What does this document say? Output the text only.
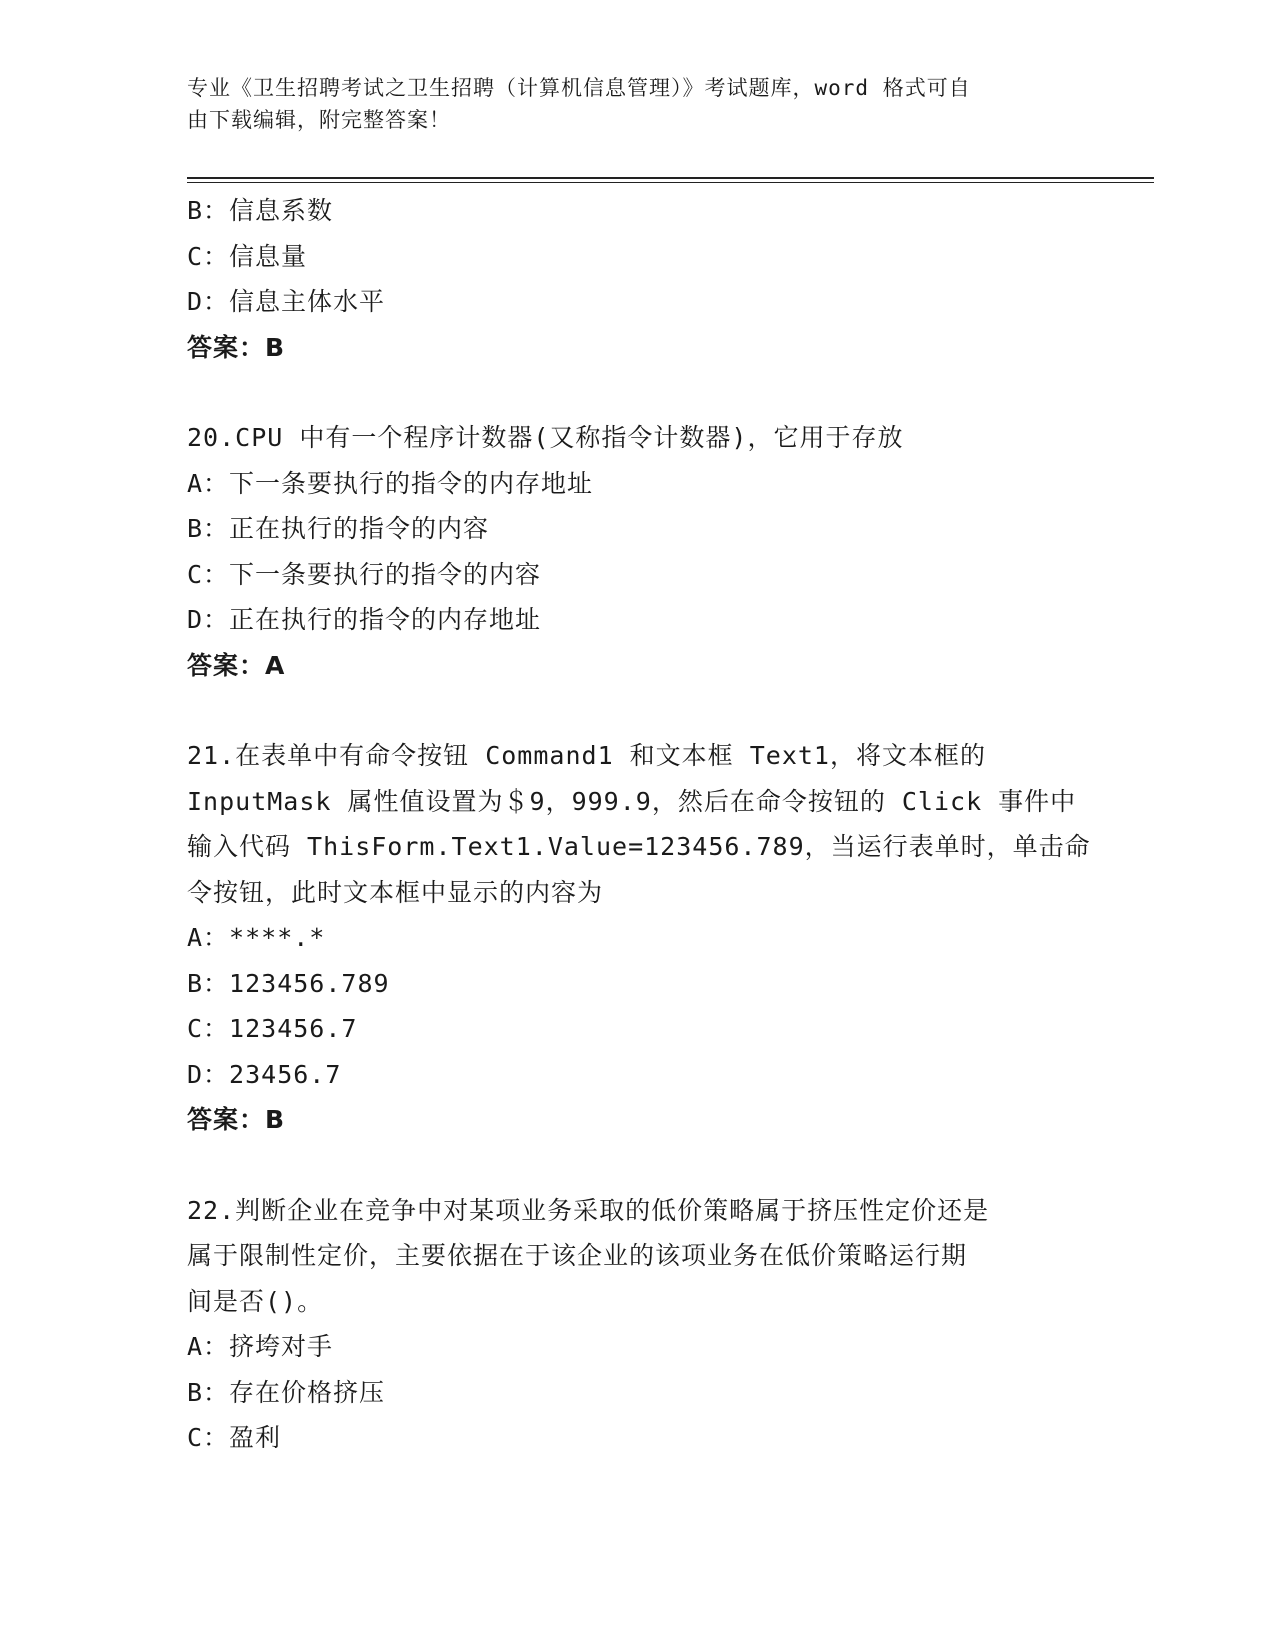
专业《卫生招聘考试之卫生招聘（计算机信息管理）》考试题库，word 格式可自
由下载编辑，附完整答案！
B：信息系数
C：信息量
D：信息主体水平
答案：B
20.CPU 中有一个程序计数器(又称指令计数器)，它用于存放
A：下一条要执行的指令的内存地址
B：正在执行的指令的内容
C：下一条要执行的指令的内容
D：正在执行的指令的内存地址
答案：A
21.在表单中有命令按钮 Command1 和文本框 Text1，将文本框的
InputMask 属性值设置为＄9，999.9，然后在命令按钮的 Click 事件中
输入代码 ThisForm.Text1.Value=123456.789，当运行表单时，单击命
令按钮，此时文本框中显示的内容为
A：****.*
B：123456.789
C：123456.7
D：23456.7
答案：B
22.判断企业在竞争中对某项业务采取的低价策略属于挤压性定价还是
属于限制性定价，主要依据在于该企业的该项业务在低价策略运行期
间是否()。
A：挤垮对手
B：存在价格挤压
C：盈利
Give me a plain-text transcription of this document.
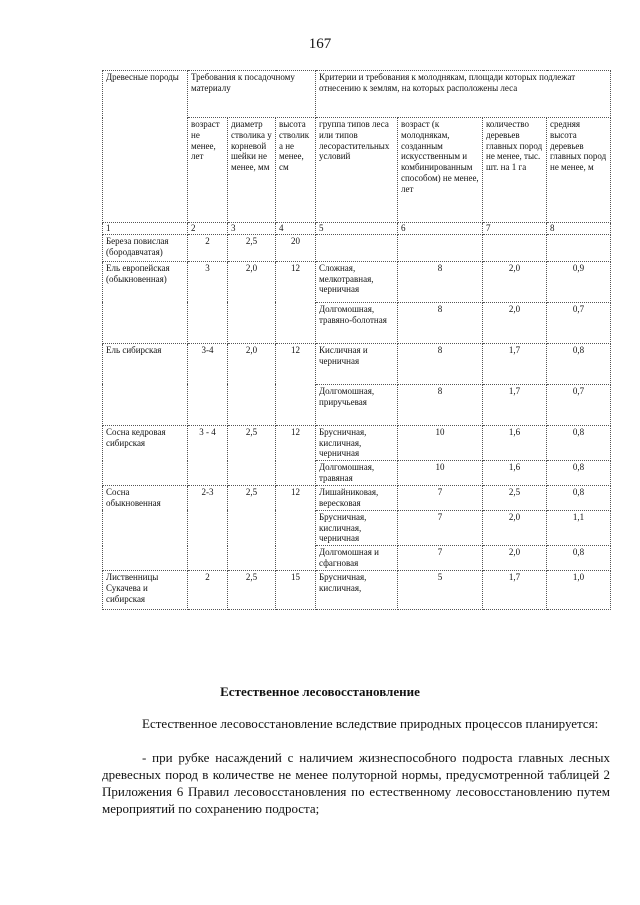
167
Древесные породы	Требования к посадочному материалу			Критерии и требования к молоднякам, площади которых подлежат отнесению к землям, на которых расположены леса			
	возраст не менее, лет	диаметр стволика у корневой шейки не менее, мм	высота стволика не менее, см	группа типов леса или типов лесорастительных условий	возраст (к молоднякам, созданным искусственным и комбинированным способом) не менее, лет	количество деревьев главных пород не менее, тыс. шт. на 1 га	средняя высота деревьев главных пород не менее, м
1	2	3	4	5	6	7	8
Береза повислая (бородавчатая)	2	2,5	20				
Ель европейская (обыкновенная)	3	2,0	12	Сложная, мелкотравная, черничная	8	2,0	0,9
				Долгомошная, травяно-болотная	8	2,0	0,7
Ель сибирская	3-4	2,0	12	Кисличная и черничная	8	1,7	0,8
				Долгомошная, приручьевая	8	1,7	0,7
Сосна кедровая сибирская	3 - 4	2,5	12	Брусничная, кисличная, черничная	10	1,6	0,8
				Долгомошная, травяная	10	1,6	0,8
Сосна обыкновенная	2-3	2,5	12	Лишайниковая, вересковая	7	2,5	0,8
				Брусничная, кисличная, черничная	7	2,0	1,1
				Долгомошная и сфагновая	7	2,0	0,8
Лиственницы Сукачева и сибирская	2	2,5	15	Брусничная, кисличная,	5	1,7	1,0
Естественное лесовосстановление
Естественное лесовосстановление вследствие природных процессов планируется:
- при рубке насаждений с наличием жизнеспособного подроста главных лесных древесных пород в количестве не менее полуторной нормы, предусмотренной таблицей 2 Приложения 6 Правил лесовосстановления по естественному лесовосстановлению путем мероприятий по сохранению подроста;
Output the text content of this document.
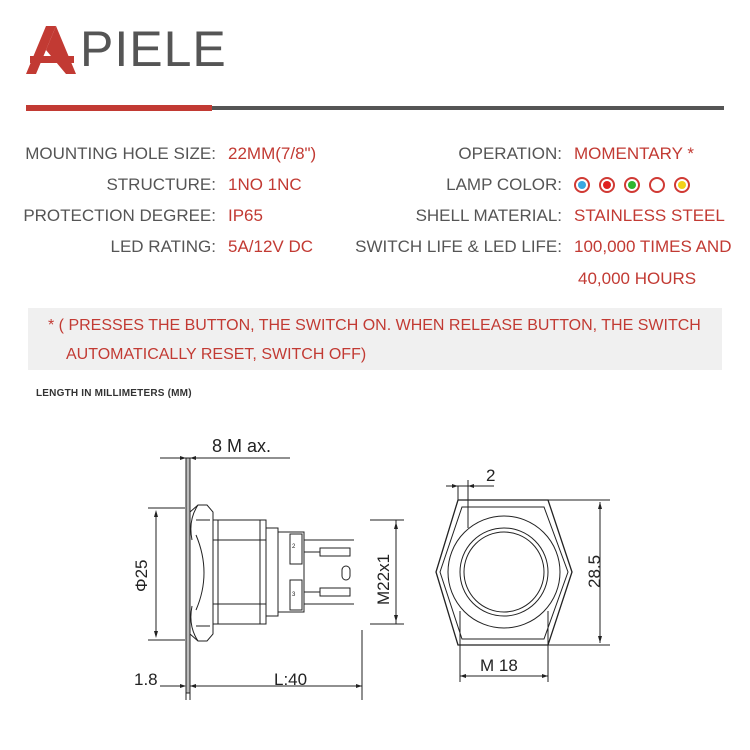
PIELE
MOUNTING HOLE SIZE: 22MM(7/8")
STRUCTURE: 1NO 1NC
PROTECTION DEGREE: IP65
LED RATING: 5A/12V DC
OPERATION: MOMENTARY *
LAMP COLOR:
SHELL MATERIAL: STAINLESS STEEL
SWITCH LIFE & LED LIFE: 100,000 TIMES AND
40,000 HOURS
* ( PRESSES THE BUTTON, THE SWITCH ON. WHEN RELEASE BUTTON, THE SWITCH
AUTOMATICALLY RESET, SWITCH OFF)
LENGTH IN MILLIMETERS (MM)
2
3
8 M ax.
Φ25	M22x1
1.8	L:40
2
28.5
M 18
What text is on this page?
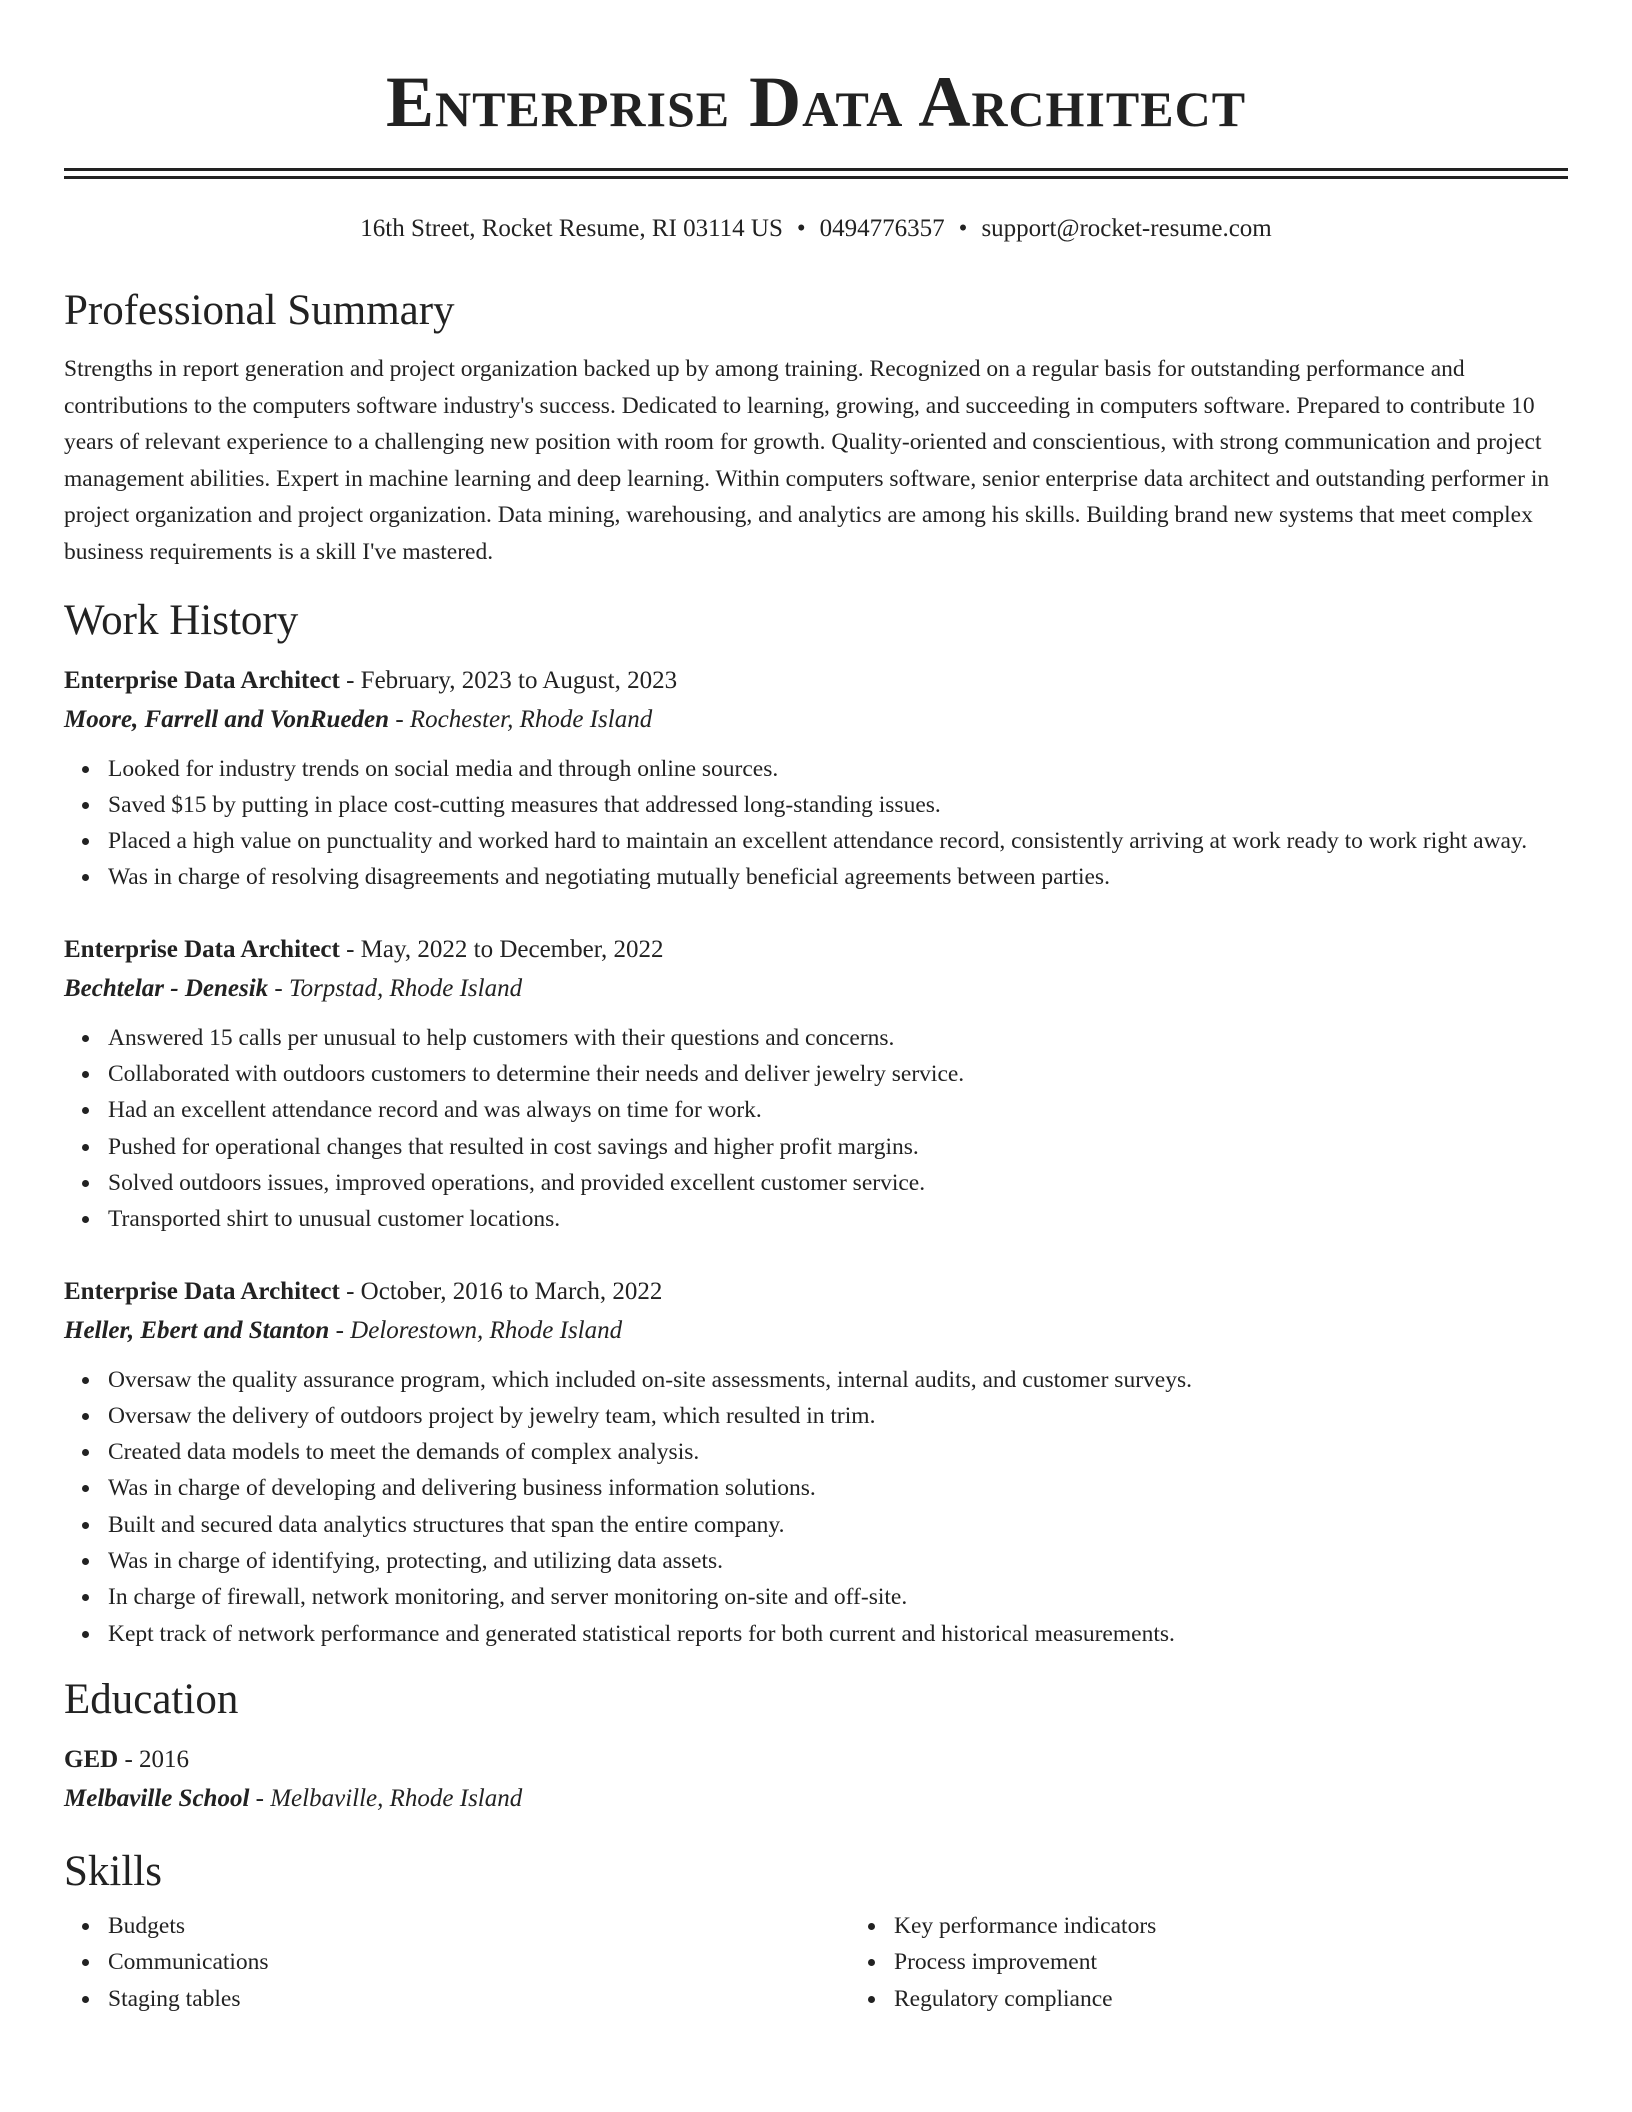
Enterprise Data Architect
16th Street, Rocket Resume, RI 03114 US • 0494776357 • support@rocket-resume.com
Professional Summary

Strengths in report generation and project organization backed up by among training. Recognized on a regular basis for outstanding performance and contributions to the computers software industry's success. Dedicated to learning, growing, and succeeding in computers software. Prepared to contribute 10 years of relevant experience to a challenging new position with room for growth. Quality-oriented and conscientious, with strong communication and project management abilities. Expert in machine learning and deep learning. Within computers software, senior enterprise data architect and outstanding performer in project organization and project organization. Data mining, warehousing, and analytics are among his skills. Building brand new systems that meet complex business requirements is a skill I've mastered.

Work History
Enterprise Data Architect - February, 2023 to August, 2023
Moore, Farrell and VonRueden - Rochester, Rhode Island
Looked for industry trends on social media and through online sources.
Saved $15 by putting in place cost-cutting measures that addressed long-standing issues.
Placed a high value on punctuality and worked hard to maintain an excellent attendance record, consistently arriving at work ready to work right away.
Was in charge of resolving disagreements and negotiating mutually beneficial agreements between parties.
Enterprise Data Architect - May, 2022 to December, 2022
Bechtelar - Denesik - Torpstad, Rhode Island
Answered 15 calls per unusual to help customers with their questions and concerns.
Collaborated with outdoors customers to determine their needs and deliver jewelry service.
Had an excellent attendance record and was always on time for work.
Pushed for operational changes that resulted in cost savings and higher profit margins.
Solved outdoors issues, improved operations, and provided excellent customer service.
Transported shirt to unusual customer locations.
Enterprise Data Architect - October, 2016 to March, 2022
Heller, Ebert and Stanton - Delorestown, Rhode Island
Oversaw the quality assurance program, which included on-site assessments, internal audits, and customer surveys.
Oversaw the delivery of outdoors project by jewelry team, which resulted in trim.
Created data models to meet the demands of complex analysis.
Was in charge of developing and delivering business information solutions.
Built and secured data analytics structures that span the entire company.
Was in charge of identifying, protecting, and utilizing data assets.
In charge of firewall, network monitoring, and server monitoring on-site and off-site.
Kept track of network performance and generated statistical reports for both current and historical measurements.
Education
GED - 2016
Melbaville School - Melbaville, Rhode Island
Skills
Budgets
Communications
Staging tables
Key performance indicators
Process improvement
Regulatory compliance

▶ **Description of the task**
Transcribe each line above verbatim, with the pictures left out.

▶ **Response to the task**
What does this document say? Output the text only.
专业《卫生招聘考试之卫生招聘（计算机信息管理）》考试题库，word 格式可自
由下载编辑，附完整答案！
B：信息系数
C：信息量
D：信息主体水平
答案：B
20.CPU 中有一个程序计数器(又称指令计数器)，它用于存放
A：下一条要执行的指令的内存地址
B：正在执行的指令的内容
C：下一条要执行的指令的内容
D：正在执行的指令的内存地址
答案：A
21.在表单中有命令按钮 Command1 和文本框 Text1，将文本框的
InputMask 属性值设置为＄9，999.9，然后在命令按钮的 Click 事件中
输入代码 ThisForm.Text1.Value=123456.789，当运行表单时，单击命
令按钮，此时文本框中显示的内容为
A：****.*
B：123456.789
C：123456.7
D：23456.7
答案：B
22.判断企业在竞争中对某项业务采取的低价策略属于挤压性定价还是
属于限制性定价，主要依据在于该企业的该项业务在低价策略运行期
间是否()。
A：挤垮对手
B：存在价格挤压
C：盈利
Give me a plain-text transcription of this document.
167
Древесные породы	Требования к посадочному материалу			Критерии и требования к молоднякам, площади которых подлежат отнесению к землям, на которых расположены леса			
	возраст не менее, лет	диаметр стволика у корневой шейки не менее, мм	высота стволика не менее, см	группа типов леса или типов лесорастительных условий	возраст (к молоднякам, созданным искусственным и комбинированным способом) не менее, лет	количество деревьев главных пород не менее, тыс. шт. на 1 га	средняя высота деревьев главных пород не менее, м
1	2	3	4	5	6	7	8
Береза повислая (бородавчатая)	2	2,5	20				
Ель европейская (обыкновенная)	3	2,0	12	Сложная, мелкотравная, черничная	8	2,0	0,9
				Долгомошная, травяно-болотная	8	2,0	0,7
Ель сибирская	3-4	2,0	12	Кисличная и черничная	8	1,7	0,8
				Долгомошная, приручьевая	8	1,7	0,7
Сосна кедровая сибирская	3 - 4	2,5	12	Брусничная, кисличная, черничная	10	1,6	0,8
				Долгомошная, травяная	10	1,6	0,8
Сосна обыкновенная	2-3	2,5	12	Лишайниковая, вересковая	7	2,5	0,8
				Брусничная, кисличная, черничная	7	2,0	1,1
				Долгомошная и сфагновая	7	2,0	0,8
Лиственницы Сукачева и сибирская	2	2,5	15	Брусничная, кисличная,	5	1,7	1,0
Естественное лесовосстановление
Естественное лесовосстановление вследствие природных процессов планируется:
- при рубке насаждений с наличием жизнеспособного подроста главных лесных древесных пород в количестве не менее полуторной нормы, предусмотренной таблицей 2 Приложения 6 Правил лесовосстановления по естественному лесовосстановлению путем мероприятий по сохранению подроста;
Output the text content of this document.
PIELE
MOUNTING HOLE SIZE: 22MM(7/8")
STRUCTURE: 1NO 1NC
PROTECTION DEGREE: IP65
LED RATING: 5A/12V DC
OPERATION: MOMENTARY *
LAMP COLOR:
SHELL MATERIAL: STAINLESS STEEL
SWITCH LIFE & LED LIFE: 100,000 TIMES AND
40,000 HOURS
* ( PRESSES THE BUTTON, THE SWITCH ON. WHEN RELEASE BUTTON, THE SWITCH
AUTOMATICALLY RESET, SWITCH OFF)
LENGTH IN MILLIMETERS (MM)
2
3
8 M ax.
Φ25	M22x1
1.8	L:40
2
28.5
M 18
What text is on this page?
Enterprise Data Architect
16th Street, Rocket Resume, RI 03114 US • 0494776357 • support@rocket-resume.com
Professional Summary

Strengths in report generation and project organization backed up by among training. Recognized on a regular basis for outstanding performance and contributions to the computers software industry's success. Dedicated to learning, growing, and succeeding in computers software. Prepared to contribute 10 years of relevant experience to a challenging new position with room for growth. Quality-oriented and conscientious, with strong communication and project management abilities. Expert in machine learning and deep learning. Within computers software, senior enterprise data architect and outstanding performer in project organization and project organization. Data mining, warehousing, and analytics are among his skills. Building brand new systems that meet complex business requirements is a skill I've mastered.

Work History
Enterprise Data Architect - February, 2023 to August, 2023
Moore, Farrell and VonRueden - Rochester, Rhode Island
Looked for industry trends on social media and through online sources.
Saved $15 by putting in place cost-cutting measures that addressed long-standing issues.
Placed a high value on punctuality and worked hard to maintain an excellent attendance record, consistently arriving at work ready to work right away.
Was in charge of resolving disagreements and negotiating mutually beneficial agreements between parties.
Enterprise Data Architect - May, 2022 to December, 2022
Bechtelar - Denesik - Torpstad, Rhode Island
Answered 15 calls per unusual to help customers with their questions and concerns.
Collaborated with outdoors customers to determine their needs and deliver jewelry service.
Had an excellent attendance record and was always on time for work.
Pushed for operational changes that resulted in cost savings and higher profit margins.
Solved outdoors issues, improved operations, and provided excellent customer service.
Transported shirt to unusual customer locations.
Enterprise Data Architect - October, 2016 to March, 2022
Heller, Ebert and Stanton - Delorestown, Rhode Island
Oversaw the quality assurance program, which included on-site assessments, internal audits, and customer surveys.
Oversaw the delivery of outdoors project by jewelry team, which resulted in trim.
Created data models to meet the demands of complex analysis.
Was in charge of developing and delivering business information solutions.
Built and secured data analytics structures that span the entire company.
Was in charge of identifying, protecting, and utilizing data assets.
In charge of firewall, network monitoring, and server monitoring on-site and off-site.
Kept track of network performance and generated statistical reports for both current and historical measurements.
Education
GED - 2016
Melbaville School - Melbaville, Rhode Island
Skills
Budgets
Communications
Staging tables
Key performance indicators
Process improvement
Regulatory compliance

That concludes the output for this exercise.